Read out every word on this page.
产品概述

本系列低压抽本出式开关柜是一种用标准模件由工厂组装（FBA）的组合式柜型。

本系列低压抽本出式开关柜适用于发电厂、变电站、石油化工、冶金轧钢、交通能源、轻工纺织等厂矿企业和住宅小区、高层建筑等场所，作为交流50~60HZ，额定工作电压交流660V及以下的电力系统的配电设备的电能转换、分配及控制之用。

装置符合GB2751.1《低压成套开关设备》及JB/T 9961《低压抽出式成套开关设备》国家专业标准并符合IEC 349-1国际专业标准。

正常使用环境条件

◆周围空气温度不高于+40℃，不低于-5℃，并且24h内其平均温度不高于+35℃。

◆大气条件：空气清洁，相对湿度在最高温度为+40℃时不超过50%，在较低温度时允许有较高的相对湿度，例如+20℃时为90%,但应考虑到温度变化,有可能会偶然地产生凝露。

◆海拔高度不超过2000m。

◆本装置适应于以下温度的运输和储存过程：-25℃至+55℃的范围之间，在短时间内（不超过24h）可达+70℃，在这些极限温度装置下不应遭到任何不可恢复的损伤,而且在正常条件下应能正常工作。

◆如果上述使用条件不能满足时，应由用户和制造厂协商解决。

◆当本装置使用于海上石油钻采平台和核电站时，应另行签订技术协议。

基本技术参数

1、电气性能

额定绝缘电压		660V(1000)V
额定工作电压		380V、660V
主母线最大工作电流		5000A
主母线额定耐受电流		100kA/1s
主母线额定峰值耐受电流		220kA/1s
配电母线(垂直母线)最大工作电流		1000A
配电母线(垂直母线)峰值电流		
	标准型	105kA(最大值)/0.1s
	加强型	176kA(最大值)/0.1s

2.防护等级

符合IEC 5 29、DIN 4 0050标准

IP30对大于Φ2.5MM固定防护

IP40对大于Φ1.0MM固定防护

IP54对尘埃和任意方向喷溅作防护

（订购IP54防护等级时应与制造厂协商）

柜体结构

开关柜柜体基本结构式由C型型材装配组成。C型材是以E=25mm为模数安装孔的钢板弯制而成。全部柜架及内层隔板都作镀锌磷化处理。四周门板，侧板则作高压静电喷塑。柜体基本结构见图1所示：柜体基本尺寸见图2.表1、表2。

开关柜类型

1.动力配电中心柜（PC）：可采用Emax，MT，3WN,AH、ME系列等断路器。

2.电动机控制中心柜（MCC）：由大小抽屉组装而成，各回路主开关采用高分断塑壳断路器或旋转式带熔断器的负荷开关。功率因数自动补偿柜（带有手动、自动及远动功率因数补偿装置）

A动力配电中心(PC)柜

----

[To be done]:
Read through the data and copy every line where "配电母线" shows up.

[Answer to the problem]:
配电母线(垂直母线)最大工作电流		1000A
配电母线(垂直母线)峰值电流		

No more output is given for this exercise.